**Given exercise:** Can you transcribe every record below exactly as it appears?

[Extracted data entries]

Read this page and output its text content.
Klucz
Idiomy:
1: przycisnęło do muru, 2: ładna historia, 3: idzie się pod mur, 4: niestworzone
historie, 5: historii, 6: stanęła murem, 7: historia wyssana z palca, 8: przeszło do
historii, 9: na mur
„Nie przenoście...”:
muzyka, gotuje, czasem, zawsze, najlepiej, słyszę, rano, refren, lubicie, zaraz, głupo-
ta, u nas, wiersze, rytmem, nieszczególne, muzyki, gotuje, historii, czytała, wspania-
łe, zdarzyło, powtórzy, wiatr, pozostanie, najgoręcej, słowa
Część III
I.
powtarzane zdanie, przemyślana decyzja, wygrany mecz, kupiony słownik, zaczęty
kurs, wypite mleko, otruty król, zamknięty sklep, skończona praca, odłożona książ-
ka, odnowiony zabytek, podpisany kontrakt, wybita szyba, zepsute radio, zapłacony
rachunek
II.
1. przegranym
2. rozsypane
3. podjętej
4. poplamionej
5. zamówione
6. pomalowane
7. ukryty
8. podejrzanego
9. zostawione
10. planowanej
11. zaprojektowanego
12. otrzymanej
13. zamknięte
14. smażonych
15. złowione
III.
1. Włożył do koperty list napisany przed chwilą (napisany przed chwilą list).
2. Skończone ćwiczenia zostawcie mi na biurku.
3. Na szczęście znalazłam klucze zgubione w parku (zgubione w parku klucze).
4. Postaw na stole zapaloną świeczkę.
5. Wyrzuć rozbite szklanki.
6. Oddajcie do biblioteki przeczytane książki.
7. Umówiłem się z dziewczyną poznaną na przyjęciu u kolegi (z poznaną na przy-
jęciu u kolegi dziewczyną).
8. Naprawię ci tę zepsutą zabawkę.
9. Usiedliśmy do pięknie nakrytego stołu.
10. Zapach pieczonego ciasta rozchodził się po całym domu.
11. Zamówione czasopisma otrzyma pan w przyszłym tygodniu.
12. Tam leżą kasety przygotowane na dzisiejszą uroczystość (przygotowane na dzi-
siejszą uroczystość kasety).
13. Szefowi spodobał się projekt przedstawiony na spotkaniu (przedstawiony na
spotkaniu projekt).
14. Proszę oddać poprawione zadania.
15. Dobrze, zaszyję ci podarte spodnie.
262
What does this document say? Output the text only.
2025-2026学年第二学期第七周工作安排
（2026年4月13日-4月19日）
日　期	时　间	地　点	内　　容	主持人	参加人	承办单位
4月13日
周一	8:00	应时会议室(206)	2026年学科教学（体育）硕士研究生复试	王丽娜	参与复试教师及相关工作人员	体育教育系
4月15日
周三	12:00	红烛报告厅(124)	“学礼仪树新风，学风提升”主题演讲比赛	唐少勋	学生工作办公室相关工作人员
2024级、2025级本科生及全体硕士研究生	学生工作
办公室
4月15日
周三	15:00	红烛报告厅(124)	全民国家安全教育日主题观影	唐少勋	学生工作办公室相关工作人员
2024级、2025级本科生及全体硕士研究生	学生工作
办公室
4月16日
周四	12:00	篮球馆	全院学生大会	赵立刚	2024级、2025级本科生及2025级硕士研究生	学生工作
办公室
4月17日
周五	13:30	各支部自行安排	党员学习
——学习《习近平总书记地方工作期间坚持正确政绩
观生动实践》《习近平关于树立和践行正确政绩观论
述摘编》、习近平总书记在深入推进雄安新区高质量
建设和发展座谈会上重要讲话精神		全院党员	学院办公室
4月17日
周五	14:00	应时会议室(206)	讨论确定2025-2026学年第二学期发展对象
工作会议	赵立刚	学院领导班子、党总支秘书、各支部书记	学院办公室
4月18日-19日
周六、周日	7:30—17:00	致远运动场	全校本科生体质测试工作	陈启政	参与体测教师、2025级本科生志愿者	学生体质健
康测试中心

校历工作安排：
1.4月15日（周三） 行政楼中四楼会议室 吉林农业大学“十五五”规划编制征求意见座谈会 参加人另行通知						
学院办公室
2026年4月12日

**Result below:**
Read this page and output its text content.
Klucz
Idiomy:
1: przycisnęło do muru, 2: ładna historia, 3: idzie się pod mur, 4: niestworzone
historie, 5: historii, 6: stanęła murem, 7: historia wyssana z palca, 8: przeszło do
historii, 9: na mur
„Nie przenoście...”:
muzyka, gotuje, czasem, zawsze, najlepiej, słyszę, rano, refren, lubicie, zaraz, głupo-
ta, u nas, wiersze, rytmem, nieszczególne, muzyki, gotuje, historii, czytała, wspania-
łe, zdarzyło, powtórzy, wiatr, pozostanie, najgoręcej, słowa
Część III
I.
powtarzane zdanie, przemyślana decyzja, wygrany mecz, kupiony słownik, zaczęty
kurs, wypite mleko, otruty król, zamknięty sklep, skończona praca, odłożona książ-
ka, odnowiony zabytek, podpisany kontrakt, wybita szyba, zepsute radio, zapłacony
rachunek
II.
1. przegranym
2. rozsypane
3. podjętej
4. poplamionej
5. zamówione
6. pomalowane
7. ukryty
8. podejrzanego
9. zostawione
10. planowanej
11. zaprojektowanego
12. otrzymanej
13. zamknięte
14. smażonych
15. złowione
III.
1. Włożył do koperty list napisany przed chwilą (napisany przed chwilą list).
2. Skończone ćwiczenia zostawcie mi na biurku.
3. Na szczęście znalazłam klucze zgubione w parku (zgubione w parku klucze).
4. Postaw na stole zapaloną świeczkę.
5. Wyrzuć rozbite szklanki.
6. Oddajcie do biblioteki przeczytane książki.
7. Umówiłem się z dziewczyną poznaną na przyjęciu u kolegi (z poznaną na przy-
jęciu u kolegi dziewczyną).
8. Naprawię ci tę zepsutą zabawkę.
9. Usiedliśmy do pięknie nakrytego stołu.
10. Zapach pieczonego ciasta rozchodził się po całym domu.
11. Zamówione czasopisma otrzyma pan w przyszłym tygodniu.
12. Tam leżą kasety przygotowane na dzisiejszą uroczystość (przygotowane na dzi-
siejszą uroczystość kasety).
13. Szefowi spodobał się projekt przedstawiony na spotkaniu (przedstawiony na
spotkaniu projekt).
14. Proszę oddać poprawione zadania.
15. Dobrze, zaszyję ci podarte spodnie.
262
What does this document say? Output the text only.
2025-2026学年第二学期第七周工作安排
（2026年4月13日-4月19日）
日　期	时　间	地　点	内　　容	主持人	参加人	承办单位
4月13日
周一	8:00	应时会议室(206)	2026年学科教学（体育）硕士研究生复试	王丽娜	参与复试教师及相关工作人员	体育教育系
4月15日
周三	12:00	红烛报告厅(124)	“学礼仪树新风，学风提升”主题演讲比赛	唐少勋	学生工作办公室相关工作人员
2024级、2025级本科生及全体硕士研究生	学生工作
办公室
4月15日
周三	15:00	红烛报告厅(124)	全民国家安全教育日主题观影	唐少勋	学生工作办公室相关工作人员
2024级、2025级本科生及全体硕士研究生	学生工作
办公室
4月16日
周四	12:00	篮球馆	全院学生大会	赵立刚	2024级、2025级本科生及2025级硕士研究生	学生工作
办公室
4月17日
周五	13:30	各支部自行安排	党员学习
——学习《习近平总书记地方工作期间坚持正确政绩
观生动实践》《习近平关于树立和践行正确政绩观论
述摘编》、习近平总书记在深入推进雄安新区高质量
建设和发展座谈会上重要讲话精神		全院党员	学院办公室
4月17日
周五	14:00	应时会议室(206)	讨论确定2025-2026学年第二学期发展对象
工作会议	赵立刚	学院领导班子、党总支秘书、各支部书记	学院办公室
4月18日-19日
周六、周日	7:30—17:00	致远运动场	全校本科生体质测试工作	陈启政	参与体测教师、2025级本科生志愿者	学生体质健
康测试中心

校历工作安排：
1.4月15日（周三） 行政楼中四楼会议室 吉林农业大学“十五五”规划编制征求意见座谈会 参加人另行通知						
学院办公室
2026年4月12日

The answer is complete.